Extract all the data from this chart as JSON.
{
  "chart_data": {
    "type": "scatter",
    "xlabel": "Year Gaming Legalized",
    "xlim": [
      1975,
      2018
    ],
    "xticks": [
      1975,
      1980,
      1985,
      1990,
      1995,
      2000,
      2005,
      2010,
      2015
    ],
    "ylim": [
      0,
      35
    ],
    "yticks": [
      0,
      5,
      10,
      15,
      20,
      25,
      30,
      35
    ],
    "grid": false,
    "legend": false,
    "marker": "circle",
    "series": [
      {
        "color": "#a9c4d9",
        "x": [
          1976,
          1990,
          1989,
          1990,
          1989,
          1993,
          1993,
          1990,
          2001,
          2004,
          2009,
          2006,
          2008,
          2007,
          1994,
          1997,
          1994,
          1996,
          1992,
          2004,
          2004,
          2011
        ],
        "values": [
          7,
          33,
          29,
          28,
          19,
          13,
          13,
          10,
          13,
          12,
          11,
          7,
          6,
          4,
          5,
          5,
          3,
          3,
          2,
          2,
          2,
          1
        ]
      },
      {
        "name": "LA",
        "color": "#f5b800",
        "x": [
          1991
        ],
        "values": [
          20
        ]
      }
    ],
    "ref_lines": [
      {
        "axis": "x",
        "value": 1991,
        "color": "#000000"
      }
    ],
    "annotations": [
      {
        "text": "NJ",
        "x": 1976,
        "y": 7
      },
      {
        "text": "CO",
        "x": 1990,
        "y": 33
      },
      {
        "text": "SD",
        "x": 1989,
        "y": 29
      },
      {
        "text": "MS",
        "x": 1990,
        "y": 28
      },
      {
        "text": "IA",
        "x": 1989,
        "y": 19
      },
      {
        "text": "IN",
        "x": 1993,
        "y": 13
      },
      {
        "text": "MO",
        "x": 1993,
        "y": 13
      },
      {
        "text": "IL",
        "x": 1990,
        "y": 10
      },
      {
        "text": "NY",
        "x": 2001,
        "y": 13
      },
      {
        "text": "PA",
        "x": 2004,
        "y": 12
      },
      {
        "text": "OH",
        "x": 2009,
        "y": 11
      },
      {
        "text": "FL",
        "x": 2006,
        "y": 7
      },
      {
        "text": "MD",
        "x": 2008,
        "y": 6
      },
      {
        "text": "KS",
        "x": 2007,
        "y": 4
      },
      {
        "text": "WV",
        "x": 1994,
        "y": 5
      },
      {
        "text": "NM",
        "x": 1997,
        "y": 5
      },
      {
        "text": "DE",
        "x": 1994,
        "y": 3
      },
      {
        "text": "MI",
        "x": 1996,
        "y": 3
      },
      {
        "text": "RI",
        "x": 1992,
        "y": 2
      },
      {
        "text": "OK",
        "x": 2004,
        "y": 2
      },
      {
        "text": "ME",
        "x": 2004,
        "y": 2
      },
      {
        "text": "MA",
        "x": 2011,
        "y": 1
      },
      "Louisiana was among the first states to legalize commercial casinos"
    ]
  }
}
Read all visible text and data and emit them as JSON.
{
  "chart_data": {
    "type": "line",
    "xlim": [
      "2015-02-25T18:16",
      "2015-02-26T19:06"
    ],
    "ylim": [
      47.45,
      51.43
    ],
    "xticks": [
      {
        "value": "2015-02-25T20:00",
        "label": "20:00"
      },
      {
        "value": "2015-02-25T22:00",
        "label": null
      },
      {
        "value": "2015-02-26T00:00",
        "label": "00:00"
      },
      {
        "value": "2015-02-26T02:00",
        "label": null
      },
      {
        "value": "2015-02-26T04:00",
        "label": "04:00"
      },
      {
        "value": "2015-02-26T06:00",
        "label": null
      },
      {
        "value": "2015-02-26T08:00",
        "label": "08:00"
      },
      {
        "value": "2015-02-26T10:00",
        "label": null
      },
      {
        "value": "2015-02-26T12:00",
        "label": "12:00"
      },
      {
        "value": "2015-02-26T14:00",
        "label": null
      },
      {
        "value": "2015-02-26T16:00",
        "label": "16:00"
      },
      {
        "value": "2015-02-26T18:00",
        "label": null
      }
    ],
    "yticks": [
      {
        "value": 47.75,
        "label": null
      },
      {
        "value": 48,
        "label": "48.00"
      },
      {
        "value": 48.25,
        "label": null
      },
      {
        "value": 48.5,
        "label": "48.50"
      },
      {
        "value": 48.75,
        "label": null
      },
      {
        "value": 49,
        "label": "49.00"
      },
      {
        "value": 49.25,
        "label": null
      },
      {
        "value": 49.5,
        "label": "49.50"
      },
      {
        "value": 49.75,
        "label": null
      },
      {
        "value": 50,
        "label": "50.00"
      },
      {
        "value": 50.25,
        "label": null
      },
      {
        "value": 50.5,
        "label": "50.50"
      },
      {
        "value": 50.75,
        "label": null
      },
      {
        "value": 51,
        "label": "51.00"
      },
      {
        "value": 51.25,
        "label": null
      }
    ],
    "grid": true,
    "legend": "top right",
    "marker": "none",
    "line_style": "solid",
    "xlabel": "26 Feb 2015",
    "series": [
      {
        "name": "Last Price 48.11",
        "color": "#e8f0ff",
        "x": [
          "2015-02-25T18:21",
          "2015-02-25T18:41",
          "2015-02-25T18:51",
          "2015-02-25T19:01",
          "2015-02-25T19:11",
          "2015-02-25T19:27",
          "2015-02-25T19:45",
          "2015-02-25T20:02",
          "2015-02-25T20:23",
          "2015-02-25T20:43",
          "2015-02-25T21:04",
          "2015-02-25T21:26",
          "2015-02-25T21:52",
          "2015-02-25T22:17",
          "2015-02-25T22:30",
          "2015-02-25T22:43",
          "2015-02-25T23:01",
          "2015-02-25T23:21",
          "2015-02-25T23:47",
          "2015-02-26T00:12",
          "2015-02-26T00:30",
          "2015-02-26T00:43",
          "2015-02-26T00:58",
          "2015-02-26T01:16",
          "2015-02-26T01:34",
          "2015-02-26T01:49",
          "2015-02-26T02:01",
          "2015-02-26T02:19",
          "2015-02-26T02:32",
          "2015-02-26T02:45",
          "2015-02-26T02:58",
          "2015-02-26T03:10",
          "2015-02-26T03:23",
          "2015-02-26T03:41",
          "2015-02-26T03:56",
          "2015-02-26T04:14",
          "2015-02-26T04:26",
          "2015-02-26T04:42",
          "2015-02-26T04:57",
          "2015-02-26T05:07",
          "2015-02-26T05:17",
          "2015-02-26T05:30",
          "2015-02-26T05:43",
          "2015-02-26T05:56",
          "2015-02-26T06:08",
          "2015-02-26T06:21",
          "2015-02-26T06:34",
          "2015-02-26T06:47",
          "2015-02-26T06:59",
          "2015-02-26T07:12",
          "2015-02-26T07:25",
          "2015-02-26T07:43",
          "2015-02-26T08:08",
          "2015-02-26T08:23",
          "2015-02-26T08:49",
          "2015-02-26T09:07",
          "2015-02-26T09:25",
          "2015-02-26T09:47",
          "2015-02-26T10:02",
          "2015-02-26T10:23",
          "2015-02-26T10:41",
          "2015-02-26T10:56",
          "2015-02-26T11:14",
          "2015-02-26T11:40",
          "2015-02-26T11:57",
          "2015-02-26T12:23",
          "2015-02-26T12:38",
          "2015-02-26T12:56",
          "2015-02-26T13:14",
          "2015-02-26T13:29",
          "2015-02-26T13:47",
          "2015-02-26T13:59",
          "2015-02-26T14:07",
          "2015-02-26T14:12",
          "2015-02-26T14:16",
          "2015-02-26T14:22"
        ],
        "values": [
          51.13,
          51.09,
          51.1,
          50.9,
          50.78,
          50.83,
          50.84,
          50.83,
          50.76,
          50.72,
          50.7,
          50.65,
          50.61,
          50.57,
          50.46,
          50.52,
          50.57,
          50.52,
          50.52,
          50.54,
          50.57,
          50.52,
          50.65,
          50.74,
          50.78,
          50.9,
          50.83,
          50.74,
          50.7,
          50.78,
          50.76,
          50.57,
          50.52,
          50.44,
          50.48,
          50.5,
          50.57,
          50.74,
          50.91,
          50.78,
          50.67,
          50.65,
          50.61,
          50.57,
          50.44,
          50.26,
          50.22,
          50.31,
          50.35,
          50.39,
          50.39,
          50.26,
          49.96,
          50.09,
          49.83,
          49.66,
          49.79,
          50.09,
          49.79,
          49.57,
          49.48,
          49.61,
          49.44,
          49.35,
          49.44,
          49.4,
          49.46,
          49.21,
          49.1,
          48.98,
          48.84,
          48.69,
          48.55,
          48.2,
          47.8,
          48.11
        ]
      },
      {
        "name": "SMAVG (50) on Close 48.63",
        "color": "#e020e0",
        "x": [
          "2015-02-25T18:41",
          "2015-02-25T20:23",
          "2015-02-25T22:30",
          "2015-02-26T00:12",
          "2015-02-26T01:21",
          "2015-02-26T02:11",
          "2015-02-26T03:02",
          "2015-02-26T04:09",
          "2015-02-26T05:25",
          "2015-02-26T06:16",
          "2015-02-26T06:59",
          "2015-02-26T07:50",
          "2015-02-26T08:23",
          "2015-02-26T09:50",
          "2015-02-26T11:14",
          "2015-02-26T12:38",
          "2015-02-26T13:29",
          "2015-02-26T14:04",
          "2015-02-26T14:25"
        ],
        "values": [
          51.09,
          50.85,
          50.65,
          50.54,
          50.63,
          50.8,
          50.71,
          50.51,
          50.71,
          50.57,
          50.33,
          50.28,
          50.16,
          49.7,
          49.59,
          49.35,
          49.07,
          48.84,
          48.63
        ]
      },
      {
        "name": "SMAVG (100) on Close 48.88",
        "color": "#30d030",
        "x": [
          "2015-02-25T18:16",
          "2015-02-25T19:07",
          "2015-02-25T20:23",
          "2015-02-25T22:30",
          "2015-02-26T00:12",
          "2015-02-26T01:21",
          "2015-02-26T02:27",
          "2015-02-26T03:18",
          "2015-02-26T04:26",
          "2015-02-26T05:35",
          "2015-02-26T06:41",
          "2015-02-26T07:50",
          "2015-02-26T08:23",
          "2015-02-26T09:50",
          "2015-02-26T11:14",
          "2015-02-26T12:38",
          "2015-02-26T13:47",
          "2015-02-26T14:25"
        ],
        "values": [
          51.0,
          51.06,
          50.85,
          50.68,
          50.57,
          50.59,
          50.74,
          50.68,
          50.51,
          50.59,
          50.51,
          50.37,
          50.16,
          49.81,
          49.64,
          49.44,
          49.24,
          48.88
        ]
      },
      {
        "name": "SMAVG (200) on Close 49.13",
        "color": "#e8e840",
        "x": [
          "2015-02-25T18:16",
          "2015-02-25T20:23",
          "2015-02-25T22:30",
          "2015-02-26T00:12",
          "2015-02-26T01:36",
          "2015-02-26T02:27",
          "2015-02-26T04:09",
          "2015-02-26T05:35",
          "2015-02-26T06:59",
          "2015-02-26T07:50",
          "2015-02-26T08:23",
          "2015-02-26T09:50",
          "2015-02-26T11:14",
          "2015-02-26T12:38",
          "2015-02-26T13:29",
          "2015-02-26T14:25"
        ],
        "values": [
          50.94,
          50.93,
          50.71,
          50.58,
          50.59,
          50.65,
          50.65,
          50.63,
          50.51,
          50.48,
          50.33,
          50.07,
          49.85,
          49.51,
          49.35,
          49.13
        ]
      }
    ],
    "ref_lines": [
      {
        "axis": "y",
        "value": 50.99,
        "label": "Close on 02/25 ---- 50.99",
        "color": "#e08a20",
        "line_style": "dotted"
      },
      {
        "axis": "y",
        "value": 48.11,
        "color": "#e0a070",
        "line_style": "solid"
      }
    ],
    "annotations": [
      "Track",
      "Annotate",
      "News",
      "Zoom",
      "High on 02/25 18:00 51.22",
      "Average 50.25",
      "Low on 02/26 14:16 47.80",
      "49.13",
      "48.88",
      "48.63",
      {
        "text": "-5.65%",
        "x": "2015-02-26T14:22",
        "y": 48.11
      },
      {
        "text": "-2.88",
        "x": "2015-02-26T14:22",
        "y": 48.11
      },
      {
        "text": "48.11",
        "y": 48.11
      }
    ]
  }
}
-----
Short task: Gather every line from the entries above where the word "Close" appears, and copy them.

Response to this task:
        "name": "SMAVG (50) on Close 48.63",
        "name": "SMAVG (100) on Close 48.88",
        "name": "SMAVG (200) on Close 49.13",
        "label": "Close on 02/25 ---- 50.99",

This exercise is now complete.